INSTRUCTION: Output the lines of the material from its start through the line containing "toc-item-title: Projects along", both included, with each line repeated exactly.
[START EXTRACTED MATERIAL]
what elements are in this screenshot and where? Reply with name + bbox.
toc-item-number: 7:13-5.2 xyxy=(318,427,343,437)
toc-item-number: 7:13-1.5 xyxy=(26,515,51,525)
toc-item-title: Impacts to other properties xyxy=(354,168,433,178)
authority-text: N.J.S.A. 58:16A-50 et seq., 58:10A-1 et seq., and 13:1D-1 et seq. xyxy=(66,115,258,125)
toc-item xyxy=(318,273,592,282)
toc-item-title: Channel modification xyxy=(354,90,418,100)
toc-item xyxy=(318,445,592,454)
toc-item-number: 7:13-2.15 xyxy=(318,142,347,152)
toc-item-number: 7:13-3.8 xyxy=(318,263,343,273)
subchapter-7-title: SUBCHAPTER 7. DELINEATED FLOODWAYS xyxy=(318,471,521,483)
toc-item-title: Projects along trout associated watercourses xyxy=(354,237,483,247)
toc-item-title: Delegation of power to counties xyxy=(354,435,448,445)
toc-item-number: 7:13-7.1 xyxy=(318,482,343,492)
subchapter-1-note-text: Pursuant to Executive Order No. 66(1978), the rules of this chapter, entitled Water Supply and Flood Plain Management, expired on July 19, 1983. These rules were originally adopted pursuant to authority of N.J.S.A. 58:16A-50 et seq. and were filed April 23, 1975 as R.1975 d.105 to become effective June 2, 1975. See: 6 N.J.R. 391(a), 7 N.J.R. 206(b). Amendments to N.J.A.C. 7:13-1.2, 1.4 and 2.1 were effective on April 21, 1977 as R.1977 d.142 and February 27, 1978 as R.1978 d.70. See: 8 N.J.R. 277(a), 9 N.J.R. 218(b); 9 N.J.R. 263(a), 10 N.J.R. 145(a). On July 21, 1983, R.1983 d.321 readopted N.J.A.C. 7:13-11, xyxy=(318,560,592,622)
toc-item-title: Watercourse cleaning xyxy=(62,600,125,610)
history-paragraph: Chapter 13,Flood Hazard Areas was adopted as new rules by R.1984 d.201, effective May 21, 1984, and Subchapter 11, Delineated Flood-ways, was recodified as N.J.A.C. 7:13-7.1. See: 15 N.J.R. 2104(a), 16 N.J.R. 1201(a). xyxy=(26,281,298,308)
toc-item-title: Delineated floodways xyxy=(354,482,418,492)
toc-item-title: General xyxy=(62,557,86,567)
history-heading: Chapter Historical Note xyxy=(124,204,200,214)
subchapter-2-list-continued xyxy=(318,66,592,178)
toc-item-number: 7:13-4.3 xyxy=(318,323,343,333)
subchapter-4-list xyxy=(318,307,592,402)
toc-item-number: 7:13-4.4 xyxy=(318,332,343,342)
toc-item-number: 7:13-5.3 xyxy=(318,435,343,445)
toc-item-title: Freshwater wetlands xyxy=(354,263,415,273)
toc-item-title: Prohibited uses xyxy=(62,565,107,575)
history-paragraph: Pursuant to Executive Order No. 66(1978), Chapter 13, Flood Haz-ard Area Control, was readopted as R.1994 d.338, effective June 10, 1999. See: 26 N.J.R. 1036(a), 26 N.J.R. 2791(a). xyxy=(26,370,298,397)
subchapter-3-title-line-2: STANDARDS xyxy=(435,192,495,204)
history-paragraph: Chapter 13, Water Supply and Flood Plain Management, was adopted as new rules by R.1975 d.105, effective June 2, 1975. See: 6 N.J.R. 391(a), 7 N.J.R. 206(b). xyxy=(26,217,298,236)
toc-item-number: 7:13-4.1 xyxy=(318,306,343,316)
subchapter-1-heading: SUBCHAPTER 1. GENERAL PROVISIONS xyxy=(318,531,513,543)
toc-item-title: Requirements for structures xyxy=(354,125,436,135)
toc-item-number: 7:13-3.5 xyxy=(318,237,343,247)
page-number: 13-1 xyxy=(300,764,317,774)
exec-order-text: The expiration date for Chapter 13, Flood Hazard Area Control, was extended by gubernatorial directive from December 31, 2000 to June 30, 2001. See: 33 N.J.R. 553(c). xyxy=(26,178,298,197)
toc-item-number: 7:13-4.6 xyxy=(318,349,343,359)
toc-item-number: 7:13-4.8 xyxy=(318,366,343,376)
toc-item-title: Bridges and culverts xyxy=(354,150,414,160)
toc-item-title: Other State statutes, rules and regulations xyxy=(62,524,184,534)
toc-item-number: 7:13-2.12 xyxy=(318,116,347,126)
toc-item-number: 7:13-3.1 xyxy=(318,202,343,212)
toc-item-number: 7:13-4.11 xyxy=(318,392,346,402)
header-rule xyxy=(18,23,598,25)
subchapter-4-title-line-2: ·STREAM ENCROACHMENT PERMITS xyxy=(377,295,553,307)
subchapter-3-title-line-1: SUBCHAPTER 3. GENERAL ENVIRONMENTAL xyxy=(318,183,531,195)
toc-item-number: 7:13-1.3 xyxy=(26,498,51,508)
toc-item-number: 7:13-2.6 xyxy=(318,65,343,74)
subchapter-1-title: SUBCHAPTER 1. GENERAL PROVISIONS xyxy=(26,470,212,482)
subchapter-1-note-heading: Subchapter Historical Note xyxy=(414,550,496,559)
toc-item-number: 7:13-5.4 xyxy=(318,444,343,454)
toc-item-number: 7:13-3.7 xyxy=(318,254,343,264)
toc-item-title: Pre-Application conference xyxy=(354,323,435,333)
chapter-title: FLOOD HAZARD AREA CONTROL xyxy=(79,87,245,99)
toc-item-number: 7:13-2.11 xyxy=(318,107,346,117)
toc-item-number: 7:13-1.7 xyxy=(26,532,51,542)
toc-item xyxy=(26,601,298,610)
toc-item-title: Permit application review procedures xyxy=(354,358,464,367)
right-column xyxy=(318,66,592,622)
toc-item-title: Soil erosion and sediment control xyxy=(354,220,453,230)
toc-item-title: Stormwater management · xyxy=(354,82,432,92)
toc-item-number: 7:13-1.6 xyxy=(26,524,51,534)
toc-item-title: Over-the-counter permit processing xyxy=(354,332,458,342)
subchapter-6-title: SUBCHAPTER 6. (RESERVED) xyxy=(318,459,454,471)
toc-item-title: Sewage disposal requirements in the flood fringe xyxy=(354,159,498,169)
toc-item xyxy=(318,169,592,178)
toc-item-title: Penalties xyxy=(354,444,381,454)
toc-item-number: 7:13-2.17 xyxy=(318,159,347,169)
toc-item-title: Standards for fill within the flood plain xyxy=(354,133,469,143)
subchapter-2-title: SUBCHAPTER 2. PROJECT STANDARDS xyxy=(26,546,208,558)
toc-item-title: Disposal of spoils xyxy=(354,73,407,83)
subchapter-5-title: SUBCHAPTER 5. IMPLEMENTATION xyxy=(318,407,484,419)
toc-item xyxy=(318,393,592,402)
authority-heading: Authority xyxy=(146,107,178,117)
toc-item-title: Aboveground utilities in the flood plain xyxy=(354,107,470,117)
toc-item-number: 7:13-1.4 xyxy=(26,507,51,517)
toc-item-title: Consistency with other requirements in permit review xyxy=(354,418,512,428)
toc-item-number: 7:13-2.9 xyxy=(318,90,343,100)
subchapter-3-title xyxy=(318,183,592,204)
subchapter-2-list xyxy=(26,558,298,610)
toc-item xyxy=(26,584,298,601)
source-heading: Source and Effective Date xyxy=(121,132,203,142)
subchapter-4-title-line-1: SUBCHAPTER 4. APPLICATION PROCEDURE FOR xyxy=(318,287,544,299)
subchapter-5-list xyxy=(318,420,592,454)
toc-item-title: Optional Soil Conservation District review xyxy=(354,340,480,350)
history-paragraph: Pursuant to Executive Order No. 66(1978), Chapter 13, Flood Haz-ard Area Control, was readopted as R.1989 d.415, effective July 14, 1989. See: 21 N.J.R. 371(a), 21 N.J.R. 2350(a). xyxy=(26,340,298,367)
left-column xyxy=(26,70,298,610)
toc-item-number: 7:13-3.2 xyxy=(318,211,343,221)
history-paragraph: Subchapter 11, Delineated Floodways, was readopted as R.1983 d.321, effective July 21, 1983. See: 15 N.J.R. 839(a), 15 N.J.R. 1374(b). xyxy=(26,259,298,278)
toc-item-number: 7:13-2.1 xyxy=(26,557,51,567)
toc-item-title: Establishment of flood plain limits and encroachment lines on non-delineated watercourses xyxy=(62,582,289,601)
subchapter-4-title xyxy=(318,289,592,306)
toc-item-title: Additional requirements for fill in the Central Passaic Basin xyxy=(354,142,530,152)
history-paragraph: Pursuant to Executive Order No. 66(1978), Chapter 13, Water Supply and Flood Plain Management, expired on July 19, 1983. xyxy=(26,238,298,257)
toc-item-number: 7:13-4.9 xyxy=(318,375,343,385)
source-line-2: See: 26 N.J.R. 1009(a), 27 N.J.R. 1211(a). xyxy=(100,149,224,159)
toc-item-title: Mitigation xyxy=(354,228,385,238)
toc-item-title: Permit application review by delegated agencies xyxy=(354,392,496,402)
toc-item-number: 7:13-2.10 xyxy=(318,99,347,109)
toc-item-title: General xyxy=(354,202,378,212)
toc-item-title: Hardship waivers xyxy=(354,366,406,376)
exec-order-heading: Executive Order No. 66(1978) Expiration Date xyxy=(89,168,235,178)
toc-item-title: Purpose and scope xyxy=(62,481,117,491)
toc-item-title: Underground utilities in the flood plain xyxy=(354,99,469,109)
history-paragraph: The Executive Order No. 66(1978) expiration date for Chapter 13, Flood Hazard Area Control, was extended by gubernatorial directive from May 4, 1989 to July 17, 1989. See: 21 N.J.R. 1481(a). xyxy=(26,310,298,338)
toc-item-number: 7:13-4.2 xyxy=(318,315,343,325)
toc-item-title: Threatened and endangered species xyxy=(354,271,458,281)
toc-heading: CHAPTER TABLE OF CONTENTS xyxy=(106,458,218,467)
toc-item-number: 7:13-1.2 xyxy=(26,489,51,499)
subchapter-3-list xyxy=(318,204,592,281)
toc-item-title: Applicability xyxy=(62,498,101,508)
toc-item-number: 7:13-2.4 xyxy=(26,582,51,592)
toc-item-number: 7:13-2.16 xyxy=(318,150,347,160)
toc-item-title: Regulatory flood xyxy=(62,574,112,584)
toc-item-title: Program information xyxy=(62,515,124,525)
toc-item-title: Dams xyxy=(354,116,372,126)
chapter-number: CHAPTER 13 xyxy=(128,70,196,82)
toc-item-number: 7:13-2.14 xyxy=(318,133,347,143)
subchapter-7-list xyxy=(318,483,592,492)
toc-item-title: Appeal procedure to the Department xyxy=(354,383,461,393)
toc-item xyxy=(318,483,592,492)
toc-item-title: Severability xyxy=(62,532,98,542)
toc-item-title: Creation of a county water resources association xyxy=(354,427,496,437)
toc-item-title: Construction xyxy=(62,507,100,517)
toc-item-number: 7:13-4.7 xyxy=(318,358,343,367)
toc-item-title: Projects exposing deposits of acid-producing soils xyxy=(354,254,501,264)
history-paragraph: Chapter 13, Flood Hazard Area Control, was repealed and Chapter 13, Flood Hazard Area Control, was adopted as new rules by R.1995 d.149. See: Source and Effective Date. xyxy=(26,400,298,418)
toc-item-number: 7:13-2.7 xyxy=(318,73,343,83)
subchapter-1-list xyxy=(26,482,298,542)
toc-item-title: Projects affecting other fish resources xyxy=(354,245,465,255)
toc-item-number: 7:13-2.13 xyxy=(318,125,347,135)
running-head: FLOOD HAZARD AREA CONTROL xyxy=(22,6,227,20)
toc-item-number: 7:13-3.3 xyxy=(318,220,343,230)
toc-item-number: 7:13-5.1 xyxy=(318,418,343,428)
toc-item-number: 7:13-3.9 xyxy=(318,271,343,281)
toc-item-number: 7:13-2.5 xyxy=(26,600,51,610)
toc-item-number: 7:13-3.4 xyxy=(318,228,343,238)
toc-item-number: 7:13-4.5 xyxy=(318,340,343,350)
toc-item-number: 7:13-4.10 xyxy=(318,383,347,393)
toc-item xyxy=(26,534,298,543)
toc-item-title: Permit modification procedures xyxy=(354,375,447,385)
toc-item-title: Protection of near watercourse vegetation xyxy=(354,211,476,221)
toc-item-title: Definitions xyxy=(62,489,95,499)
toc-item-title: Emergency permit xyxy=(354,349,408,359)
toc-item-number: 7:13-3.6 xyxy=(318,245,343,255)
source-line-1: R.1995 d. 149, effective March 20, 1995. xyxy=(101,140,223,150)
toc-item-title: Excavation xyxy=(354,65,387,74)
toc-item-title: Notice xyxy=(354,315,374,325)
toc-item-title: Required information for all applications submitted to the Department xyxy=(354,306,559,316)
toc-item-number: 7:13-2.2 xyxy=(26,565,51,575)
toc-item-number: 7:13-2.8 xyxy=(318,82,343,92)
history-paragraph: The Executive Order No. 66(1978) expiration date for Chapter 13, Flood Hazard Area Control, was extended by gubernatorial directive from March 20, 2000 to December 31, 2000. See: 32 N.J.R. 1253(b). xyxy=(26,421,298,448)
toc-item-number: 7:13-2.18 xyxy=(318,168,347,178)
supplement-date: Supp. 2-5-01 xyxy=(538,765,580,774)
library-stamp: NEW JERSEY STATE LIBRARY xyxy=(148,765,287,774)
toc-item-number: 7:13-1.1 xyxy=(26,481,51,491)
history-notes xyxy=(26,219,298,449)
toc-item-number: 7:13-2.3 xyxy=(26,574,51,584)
[END EXTRACTED MATERIAL]
CORRECT RESPONSE:
what elements are in this screenshot and where? Reply with name + bbox.
toc-item-number: 7:13-5.2 xyxy=(318,427,343,437)
toc-item-number: 7:13-1.5 xyxy=(26,515,51,525)
toc-item-title: Impacts to other properties xyxy=(354,168,433,178)
authority-text: N.J.S.A. 58:16A-50 et seq., 58:10A-1 et seq., and 13:1D-1 et seq. xyxy=(66,115,258,125)
toc-item xyxy=(318,273,592,282)
toc-item-title: Channel modification xyxy=(354,90,418,100)
toc-item xyxy=(318,445,592,454)
toc-item-number: 7:13-2.15 xyxy=(318,142,347,152)
toc-item-number: 7:13-3.8 xyxy=(318,263,343,273)
subchapter-7-title: SUBCHAPTER 7. DELINEATED FLOODWAYS xyxy=(318,471,521,483)
toc-item-title: Projects along trout associated watercourses xyxy=(354,237,483,247)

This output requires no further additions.